* _TASK GOAL_: Extract every entry word for word.

-------- INPUT --------

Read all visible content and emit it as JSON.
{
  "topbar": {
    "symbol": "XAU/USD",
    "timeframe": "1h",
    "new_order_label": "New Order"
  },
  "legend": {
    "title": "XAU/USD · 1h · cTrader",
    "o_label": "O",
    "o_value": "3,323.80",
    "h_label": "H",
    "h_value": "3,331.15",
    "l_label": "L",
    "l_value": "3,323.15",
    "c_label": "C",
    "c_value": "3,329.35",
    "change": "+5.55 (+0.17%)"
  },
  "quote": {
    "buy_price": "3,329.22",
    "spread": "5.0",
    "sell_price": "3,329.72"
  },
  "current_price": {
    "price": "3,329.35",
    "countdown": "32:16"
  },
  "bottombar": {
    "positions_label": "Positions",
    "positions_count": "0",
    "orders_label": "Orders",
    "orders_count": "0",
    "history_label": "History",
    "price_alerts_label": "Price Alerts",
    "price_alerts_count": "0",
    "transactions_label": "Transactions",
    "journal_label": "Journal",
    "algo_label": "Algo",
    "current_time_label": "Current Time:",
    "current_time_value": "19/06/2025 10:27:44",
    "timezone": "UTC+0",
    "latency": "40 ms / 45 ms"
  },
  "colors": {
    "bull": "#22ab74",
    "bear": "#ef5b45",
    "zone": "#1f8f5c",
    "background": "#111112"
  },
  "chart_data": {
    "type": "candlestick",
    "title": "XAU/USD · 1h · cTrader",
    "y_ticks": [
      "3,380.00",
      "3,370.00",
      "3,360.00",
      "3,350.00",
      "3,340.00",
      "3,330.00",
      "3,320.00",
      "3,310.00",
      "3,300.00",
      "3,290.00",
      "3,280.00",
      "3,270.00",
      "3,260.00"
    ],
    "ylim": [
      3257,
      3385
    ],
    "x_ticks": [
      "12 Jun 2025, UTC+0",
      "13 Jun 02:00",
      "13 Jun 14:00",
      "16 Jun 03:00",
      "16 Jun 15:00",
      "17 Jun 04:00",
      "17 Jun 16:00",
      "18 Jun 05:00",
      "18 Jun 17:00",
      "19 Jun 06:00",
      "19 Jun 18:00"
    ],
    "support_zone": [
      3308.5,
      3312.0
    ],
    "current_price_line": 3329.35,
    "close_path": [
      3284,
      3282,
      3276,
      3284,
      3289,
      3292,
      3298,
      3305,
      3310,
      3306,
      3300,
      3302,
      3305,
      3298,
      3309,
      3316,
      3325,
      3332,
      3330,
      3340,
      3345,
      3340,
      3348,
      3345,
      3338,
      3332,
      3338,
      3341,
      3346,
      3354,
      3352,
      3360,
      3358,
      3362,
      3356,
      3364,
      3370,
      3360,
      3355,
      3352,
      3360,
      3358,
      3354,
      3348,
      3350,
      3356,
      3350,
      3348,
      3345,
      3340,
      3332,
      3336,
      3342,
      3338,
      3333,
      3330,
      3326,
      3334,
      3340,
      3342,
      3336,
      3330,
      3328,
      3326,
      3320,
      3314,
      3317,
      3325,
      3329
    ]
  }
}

--------

* _FINAL RESULT_:
Read all visible content and emit it as JSON.
{
  "topbar": {
    "symbol": "XAU/USD",
    "timeframe": "1h",
    "new_order_label": "New Order"
  },
  "legend": {
    "title": "XAU/USD · 1h · cTrader",
    "o_label": "O",
    "o_value": "3,323.80",
    "h_label": "H",
    "h_value": "3,331.15",
    "l_label": "L",
    "l_value": "3,323.15",
    "c_label": "C",
    "c_value": "3,329.35",
    "change": "+5.55 (+0.17%)"
  },
  "quote": {
    "buy_price": "3,329.22",
    "spread": "5.0",
    "sell_price": "3,329.72"
  },
  "current_price": {
    "price": "3,329.35",
    "countdown": "32:16"
  },
  "bottombar": {
    "positions_label": "Positions",
    "positions_count": "0",
    "orders_label": "Orders",
    "orders_count": "0",
    "history_label": "History",
    "price_alerts_label": "Price Alerts",
    "price_alerts_count": "0",
    "transactions_label": "Transactions",
    "journal_label": "Journal",
    "algo_label": "Algo",
    "current_time_label": "Current Time:",
    "current_time_value": "19/06/2025 10:27:44",
    "timezone": "UTC+0",
    "latency": "40 ms / 45 ms"
  },
  "colors": {
    "bull": "#22ab74",
    "bear": "#ef5b45",
    "zone": "#1f8f5c",
    "background": "#111112"
  },
  "chart_data": {
    "type": "candlestick",
    "title": "XAU/USD · 1h · cTrader",
    "y_ticks": [
      "3,380.00",
      "3,370.00",
      "3,360.00",
      "3,350.00",
      "3,340.00",
      "3,330.00",
      "3,320.00",
      "3,310.00",
      "3,300.00",
      "3,290.00",
      "3,280.00",
      "3,270.00",
      "3,260.00"
    ],
    "ylim": [
      3257,
      3385
    ],
    "x_ticks": [
      "12 Jun 2025, UTC+0",
      "13 Jun 02:00",
      "13 Jun 14:00",
      "16 Jun 03:00",
      "16 Jun 15:00",
      "17 Jun 04:00",
      "17 Jun 16:00",
      "18 Jun 05:00",
      "18 Jun 17:00",
      "19 Jun 06:00",
      "19 Jun 18:00"
    ],
    "support_zone": [
      3308.5,
      3312.0
    ],
    "current_price_line": 3329.35,
    "close_path": [
      3284,
      3282,
      3276,
      3284,
      3289,
      3292,
      3298,
      3305,
      3310,
      3306,
      3300,
      3302,
      3305,
      3298,
      3309,
      3316,
      3325,
      3332,
      3330,
      3340,
      3345,
      3340,
      3348,
      3345,
      3338,
      3332,
      3338,
      3341,
      3346,
      3354,
      3352,
      3360,
      3358,
      3362,
      3356,
      3364,
      3370,
      3360,
      3355,
      3352,
      3360,
      3358,
      3354,
      3348,
      3350,
      3356,
      3350,
      3348,
      3345,
      3340,
      3332,
      3336,
      3342,
      3338,
      3333,
      3330,
      3326,
      3334,
      3340,
      3342,
      3336,
      3330,
      3328,
      3326,
      3320,
      3314,
      3317,
      3325,
      3329
    ]
  }
}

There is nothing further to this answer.